Requirement
Find the lines in these entries that include the word "value" and state how many there are, with no other words.

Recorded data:
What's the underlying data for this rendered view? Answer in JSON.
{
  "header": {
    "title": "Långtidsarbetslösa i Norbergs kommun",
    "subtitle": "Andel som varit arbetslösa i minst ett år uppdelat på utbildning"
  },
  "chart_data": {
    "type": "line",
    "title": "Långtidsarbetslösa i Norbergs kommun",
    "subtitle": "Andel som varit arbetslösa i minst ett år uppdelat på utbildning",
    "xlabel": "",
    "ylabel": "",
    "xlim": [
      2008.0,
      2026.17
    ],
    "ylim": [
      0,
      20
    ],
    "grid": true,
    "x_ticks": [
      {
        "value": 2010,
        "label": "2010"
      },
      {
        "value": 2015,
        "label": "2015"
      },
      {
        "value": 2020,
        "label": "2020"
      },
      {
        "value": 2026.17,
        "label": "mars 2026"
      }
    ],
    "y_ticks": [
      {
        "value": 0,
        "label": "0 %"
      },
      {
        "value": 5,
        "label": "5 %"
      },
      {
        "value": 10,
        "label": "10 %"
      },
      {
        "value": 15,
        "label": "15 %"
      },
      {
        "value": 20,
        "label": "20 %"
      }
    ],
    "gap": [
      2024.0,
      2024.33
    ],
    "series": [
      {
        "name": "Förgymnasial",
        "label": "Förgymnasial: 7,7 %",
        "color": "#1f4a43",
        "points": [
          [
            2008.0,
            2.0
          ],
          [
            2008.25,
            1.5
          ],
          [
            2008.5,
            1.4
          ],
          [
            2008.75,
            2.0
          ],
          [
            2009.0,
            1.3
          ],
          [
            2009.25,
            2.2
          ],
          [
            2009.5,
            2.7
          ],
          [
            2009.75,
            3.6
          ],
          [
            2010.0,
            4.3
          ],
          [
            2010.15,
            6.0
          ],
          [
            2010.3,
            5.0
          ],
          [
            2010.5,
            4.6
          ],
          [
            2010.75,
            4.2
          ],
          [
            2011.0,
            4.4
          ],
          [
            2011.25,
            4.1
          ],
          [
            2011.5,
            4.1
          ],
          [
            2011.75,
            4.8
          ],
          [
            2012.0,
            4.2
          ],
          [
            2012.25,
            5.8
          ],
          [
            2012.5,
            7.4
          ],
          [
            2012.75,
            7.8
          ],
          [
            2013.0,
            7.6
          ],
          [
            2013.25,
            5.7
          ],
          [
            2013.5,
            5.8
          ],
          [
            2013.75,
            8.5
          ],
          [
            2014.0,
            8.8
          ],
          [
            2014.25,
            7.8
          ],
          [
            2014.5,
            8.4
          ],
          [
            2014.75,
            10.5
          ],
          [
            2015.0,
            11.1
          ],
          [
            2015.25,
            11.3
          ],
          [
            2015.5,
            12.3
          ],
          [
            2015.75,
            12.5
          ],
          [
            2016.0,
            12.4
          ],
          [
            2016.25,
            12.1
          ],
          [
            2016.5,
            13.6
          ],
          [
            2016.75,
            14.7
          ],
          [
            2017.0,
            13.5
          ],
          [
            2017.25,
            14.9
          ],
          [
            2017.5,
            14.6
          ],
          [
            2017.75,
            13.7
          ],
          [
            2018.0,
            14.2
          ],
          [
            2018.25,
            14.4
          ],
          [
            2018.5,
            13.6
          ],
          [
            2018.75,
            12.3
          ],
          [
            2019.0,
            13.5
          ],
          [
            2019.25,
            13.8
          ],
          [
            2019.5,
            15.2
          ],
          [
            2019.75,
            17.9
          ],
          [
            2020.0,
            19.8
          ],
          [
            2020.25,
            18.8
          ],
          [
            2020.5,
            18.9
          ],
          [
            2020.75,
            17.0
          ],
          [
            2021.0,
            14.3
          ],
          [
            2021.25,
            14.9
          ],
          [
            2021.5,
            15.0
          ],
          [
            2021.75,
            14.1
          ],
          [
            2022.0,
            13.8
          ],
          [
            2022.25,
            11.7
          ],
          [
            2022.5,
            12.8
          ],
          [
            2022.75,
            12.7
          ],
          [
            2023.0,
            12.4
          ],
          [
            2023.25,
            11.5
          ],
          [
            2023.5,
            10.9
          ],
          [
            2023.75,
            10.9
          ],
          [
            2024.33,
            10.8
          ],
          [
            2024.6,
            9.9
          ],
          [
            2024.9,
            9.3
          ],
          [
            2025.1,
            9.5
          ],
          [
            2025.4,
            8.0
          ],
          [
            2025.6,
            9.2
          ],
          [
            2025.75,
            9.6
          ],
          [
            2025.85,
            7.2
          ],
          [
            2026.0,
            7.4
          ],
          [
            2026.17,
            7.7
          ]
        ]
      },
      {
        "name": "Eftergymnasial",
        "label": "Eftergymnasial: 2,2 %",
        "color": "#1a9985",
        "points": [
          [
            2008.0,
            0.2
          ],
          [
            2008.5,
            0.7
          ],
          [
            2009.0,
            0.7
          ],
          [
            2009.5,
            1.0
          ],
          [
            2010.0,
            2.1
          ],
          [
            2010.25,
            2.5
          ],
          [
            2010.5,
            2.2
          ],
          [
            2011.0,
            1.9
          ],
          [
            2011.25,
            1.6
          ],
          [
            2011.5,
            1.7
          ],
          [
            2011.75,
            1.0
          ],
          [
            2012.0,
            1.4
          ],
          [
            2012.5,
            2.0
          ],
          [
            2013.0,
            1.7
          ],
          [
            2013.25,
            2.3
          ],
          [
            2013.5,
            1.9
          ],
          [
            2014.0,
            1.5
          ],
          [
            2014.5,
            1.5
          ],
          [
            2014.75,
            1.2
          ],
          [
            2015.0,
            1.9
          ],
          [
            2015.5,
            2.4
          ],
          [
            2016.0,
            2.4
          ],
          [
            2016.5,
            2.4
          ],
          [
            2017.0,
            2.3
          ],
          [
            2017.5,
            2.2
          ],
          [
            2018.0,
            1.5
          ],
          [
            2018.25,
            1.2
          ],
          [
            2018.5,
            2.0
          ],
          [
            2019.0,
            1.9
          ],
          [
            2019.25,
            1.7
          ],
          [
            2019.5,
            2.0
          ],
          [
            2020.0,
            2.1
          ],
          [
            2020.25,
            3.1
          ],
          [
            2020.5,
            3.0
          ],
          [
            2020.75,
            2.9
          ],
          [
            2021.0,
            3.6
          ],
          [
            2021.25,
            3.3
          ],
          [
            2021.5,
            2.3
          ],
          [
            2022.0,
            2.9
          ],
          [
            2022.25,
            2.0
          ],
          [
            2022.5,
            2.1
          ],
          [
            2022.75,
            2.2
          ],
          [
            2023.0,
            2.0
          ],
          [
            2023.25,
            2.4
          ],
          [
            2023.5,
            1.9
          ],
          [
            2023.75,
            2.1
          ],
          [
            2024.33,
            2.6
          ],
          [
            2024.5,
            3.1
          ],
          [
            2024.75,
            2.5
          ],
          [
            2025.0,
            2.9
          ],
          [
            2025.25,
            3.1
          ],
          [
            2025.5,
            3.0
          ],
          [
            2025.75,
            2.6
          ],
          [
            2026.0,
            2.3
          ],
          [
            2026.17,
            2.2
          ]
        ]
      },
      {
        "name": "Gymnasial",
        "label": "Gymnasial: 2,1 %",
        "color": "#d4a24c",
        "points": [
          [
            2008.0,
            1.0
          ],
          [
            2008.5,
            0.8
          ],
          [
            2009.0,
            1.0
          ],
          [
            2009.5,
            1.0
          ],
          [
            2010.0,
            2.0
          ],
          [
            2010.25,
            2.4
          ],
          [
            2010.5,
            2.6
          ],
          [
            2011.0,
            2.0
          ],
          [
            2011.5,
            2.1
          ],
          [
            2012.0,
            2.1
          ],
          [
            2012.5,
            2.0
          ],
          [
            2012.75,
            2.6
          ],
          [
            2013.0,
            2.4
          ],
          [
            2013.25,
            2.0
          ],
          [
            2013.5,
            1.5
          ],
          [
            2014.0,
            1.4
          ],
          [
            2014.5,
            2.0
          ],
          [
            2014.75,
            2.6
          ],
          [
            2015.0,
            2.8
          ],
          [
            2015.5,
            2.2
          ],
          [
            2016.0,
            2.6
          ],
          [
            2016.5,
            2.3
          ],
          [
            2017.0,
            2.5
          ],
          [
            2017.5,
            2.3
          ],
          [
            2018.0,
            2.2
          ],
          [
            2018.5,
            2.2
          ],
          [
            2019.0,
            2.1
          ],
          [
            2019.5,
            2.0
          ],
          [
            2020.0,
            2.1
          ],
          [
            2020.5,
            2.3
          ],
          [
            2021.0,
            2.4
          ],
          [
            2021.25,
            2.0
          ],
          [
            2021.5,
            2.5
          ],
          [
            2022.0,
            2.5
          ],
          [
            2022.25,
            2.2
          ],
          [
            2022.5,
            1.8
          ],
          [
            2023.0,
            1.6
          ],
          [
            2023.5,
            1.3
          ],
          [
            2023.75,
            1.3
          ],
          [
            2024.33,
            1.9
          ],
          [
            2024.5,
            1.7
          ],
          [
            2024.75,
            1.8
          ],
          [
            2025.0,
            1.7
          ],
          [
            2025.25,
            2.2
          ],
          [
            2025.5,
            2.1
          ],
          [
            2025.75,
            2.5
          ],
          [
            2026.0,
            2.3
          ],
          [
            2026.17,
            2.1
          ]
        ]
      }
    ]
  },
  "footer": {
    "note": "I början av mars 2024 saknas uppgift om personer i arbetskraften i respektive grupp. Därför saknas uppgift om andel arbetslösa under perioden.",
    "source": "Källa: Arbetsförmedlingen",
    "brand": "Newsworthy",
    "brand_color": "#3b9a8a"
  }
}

Correct response
9